INSTRUCTIONS TO FOLLOW – Lines holding the string "name" are the ones to copy from this listing.

[Begin EXTRACTED ENTRIES]

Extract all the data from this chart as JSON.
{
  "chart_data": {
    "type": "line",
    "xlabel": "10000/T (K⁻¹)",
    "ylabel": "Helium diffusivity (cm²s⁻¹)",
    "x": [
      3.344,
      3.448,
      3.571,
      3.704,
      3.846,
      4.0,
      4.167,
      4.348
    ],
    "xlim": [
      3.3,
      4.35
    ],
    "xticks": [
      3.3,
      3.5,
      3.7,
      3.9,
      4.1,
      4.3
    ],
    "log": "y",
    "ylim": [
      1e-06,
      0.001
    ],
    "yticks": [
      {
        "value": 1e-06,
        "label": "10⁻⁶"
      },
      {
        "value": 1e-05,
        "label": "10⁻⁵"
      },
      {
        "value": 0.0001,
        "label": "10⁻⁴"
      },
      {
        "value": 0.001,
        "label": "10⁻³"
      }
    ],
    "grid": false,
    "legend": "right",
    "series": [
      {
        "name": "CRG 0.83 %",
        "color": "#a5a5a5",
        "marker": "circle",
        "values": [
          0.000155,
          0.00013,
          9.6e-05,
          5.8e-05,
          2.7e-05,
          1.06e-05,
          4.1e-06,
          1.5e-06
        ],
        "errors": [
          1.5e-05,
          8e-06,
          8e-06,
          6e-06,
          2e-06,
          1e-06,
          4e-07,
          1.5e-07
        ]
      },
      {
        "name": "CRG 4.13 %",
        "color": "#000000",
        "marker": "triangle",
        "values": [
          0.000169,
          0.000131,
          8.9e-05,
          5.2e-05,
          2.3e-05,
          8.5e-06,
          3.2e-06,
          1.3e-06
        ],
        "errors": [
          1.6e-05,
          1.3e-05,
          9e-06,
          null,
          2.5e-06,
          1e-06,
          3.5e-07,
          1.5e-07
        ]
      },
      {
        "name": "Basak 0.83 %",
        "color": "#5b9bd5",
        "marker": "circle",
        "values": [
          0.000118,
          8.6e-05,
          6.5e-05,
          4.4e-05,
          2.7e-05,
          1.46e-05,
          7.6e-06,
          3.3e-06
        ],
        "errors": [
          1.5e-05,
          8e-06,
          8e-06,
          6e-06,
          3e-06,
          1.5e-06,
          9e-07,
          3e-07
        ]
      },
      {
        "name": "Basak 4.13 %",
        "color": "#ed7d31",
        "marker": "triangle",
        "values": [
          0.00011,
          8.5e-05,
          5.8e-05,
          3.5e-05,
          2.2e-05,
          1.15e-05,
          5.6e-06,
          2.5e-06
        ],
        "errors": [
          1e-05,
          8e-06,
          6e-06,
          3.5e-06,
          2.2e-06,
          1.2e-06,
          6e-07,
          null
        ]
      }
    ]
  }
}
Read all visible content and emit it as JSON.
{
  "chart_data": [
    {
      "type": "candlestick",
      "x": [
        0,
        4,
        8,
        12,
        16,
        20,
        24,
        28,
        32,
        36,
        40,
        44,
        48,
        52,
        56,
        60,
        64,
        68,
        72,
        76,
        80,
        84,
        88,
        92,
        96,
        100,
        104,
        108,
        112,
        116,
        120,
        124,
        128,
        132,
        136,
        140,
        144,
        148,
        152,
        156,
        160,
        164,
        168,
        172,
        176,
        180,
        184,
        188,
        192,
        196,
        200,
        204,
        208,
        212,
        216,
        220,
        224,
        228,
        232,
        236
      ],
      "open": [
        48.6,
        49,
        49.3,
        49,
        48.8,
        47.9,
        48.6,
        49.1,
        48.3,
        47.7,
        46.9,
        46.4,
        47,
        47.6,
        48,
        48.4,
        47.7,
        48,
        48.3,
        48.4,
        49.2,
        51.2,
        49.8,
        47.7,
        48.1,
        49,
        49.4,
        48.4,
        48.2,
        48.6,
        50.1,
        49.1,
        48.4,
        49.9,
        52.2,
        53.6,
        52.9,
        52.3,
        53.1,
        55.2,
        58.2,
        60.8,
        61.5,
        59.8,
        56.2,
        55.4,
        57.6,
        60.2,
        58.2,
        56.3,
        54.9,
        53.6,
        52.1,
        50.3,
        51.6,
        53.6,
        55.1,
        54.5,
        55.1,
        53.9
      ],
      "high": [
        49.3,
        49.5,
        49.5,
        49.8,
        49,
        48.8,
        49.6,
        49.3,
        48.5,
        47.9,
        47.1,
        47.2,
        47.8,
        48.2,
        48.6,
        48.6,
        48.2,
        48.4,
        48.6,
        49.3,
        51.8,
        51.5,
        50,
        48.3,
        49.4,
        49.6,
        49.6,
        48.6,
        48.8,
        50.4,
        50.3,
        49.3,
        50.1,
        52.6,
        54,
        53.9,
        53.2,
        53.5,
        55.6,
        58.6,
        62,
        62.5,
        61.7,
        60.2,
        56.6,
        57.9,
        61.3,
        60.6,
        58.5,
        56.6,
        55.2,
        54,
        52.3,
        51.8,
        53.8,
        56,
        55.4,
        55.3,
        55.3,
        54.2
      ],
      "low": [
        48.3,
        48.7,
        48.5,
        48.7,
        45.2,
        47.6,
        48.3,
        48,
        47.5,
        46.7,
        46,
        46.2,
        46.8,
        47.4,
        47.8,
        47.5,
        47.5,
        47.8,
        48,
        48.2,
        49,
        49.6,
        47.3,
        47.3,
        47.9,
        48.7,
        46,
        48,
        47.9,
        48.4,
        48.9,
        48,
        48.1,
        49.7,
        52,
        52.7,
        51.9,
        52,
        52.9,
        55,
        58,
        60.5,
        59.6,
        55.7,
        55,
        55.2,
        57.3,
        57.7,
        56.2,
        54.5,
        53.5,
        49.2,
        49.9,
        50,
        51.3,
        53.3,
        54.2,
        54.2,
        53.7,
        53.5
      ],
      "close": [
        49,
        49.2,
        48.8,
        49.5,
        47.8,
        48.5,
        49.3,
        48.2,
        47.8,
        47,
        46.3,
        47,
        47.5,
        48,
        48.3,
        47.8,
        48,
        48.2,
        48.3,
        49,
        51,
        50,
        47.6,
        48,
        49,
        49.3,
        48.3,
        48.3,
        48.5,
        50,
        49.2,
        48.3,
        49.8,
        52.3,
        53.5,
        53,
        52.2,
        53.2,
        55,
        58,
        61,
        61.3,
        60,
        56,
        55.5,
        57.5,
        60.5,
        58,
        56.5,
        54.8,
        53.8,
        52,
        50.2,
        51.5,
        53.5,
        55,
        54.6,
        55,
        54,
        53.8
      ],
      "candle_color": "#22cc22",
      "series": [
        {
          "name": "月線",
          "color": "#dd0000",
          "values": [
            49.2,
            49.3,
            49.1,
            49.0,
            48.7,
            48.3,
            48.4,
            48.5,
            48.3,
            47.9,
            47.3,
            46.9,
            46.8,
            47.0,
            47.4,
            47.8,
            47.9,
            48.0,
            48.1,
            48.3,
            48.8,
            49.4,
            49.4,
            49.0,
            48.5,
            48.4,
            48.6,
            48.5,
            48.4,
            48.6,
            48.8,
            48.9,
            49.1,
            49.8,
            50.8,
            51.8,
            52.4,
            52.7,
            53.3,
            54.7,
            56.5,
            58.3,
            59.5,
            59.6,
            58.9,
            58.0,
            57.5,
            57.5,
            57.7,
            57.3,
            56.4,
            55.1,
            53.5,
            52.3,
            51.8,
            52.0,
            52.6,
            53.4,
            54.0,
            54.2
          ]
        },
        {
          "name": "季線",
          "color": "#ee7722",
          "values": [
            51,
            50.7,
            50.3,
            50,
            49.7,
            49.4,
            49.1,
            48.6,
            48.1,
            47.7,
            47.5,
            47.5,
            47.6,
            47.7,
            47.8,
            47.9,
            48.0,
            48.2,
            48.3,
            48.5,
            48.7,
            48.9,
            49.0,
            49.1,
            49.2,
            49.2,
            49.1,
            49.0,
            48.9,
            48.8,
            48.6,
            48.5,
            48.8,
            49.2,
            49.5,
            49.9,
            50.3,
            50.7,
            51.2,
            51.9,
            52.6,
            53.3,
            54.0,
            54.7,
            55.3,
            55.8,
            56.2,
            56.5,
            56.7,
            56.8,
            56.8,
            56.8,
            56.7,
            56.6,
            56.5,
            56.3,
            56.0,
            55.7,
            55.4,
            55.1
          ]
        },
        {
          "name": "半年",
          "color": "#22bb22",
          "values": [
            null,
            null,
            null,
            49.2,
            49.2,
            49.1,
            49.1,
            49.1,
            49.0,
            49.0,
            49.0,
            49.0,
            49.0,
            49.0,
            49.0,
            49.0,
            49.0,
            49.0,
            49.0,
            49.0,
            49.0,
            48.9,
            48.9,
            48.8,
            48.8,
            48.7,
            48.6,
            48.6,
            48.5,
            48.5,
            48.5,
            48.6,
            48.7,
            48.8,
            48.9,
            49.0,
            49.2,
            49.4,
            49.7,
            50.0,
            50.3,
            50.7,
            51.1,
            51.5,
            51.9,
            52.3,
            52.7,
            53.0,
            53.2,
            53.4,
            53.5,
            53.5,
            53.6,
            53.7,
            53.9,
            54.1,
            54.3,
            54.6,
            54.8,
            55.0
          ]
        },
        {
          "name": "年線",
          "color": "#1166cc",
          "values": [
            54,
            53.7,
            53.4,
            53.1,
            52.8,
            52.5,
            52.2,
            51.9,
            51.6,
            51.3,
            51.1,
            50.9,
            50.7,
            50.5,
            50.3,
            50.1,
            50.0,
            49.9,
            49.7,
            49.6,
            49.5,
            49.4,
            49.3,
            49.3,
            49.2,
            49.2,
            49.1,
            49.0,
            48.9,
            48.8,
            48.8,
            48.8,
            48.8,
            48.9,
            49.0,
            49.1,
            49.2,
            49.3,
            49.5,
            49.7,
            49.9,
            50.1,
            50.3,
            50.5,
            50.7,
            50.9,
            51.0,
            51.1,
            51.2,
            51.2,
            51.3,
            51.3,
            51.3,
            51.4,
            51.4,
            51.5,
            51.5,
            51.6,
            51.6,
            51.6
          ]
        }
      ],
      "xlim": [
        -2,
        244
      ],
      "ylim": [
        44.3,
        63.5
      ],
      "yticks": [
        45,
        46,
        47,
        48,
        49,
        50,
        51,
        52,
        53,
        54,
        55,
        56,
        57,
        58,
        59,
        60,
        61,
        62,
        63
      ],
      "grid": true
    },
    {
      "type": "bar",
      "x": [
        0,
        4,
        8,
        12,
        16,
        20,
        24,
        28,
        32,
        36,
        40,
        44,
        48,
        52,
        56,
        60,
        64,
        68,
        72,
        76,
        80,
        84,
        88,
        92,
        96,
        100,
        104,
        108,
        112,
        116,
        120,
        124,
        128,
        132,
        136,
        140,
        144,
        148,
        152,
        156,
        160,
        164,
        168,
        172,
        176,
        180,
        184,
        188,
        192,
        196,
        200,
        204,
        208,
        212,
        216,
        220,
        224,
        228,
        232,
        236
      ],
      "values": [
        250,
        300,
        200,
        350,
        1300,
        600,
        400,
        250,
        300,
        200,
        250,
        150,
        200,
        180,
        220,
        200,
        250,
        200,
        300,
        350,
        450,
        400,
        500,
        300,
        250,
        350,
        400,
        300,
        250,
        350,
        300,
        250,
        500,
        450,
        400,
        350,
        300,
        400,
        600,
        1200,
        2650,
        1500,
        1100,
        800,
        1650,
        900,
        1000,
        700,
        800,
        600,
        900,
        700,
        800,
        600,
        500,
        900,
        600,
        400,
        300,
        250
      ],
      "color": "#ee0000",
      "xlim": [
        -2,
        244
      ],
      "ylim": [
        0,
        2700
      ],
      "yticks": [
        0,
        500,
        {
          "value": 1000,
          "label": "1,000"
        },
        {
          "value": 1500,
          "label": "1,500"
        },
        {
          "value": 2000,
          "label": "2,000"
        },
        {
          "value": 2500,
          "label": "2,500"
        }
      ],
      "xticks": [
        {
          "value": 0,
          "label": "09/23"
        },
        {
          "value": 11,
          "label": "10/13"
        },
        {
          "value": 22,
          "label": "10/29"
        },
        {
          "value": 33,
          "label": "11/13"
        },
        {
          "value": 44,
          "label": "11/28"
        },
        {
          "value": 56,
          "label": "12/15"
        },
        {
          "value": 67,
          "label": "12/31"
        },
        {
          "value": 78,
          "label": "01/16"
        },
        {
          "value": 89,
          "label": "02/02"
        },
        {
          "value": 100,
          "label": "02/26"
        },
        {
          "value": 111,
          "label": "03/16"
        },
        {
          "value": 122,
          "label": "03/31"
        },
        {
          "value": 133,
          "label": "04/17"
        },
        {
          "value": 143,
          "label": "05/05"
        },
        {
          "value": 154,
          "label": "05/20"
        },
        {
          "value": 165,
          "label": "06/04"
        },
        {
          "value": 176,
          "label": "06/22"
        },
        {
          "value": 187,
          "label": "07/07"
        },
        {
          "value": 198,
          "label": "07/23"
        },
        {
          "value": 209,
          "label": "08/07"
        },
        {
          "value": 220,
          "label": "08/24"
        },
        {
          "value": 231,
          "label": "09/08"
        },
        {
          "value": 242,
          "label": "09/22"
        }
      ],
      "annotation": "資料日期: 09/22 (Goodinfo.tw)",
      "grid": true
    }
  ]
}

[End EXTRACTED ENTRIES]

EXERCISE RESPONSE –
        "name": "CRG 0.83 %",
        "name": "CRG 4.13 %",
        "name": "Basak 0.83 %",
        "name": "Basak 4.13 %",
          "name": "月線",
          "name": "季線",
          "name": "半年",
          "name": "年線",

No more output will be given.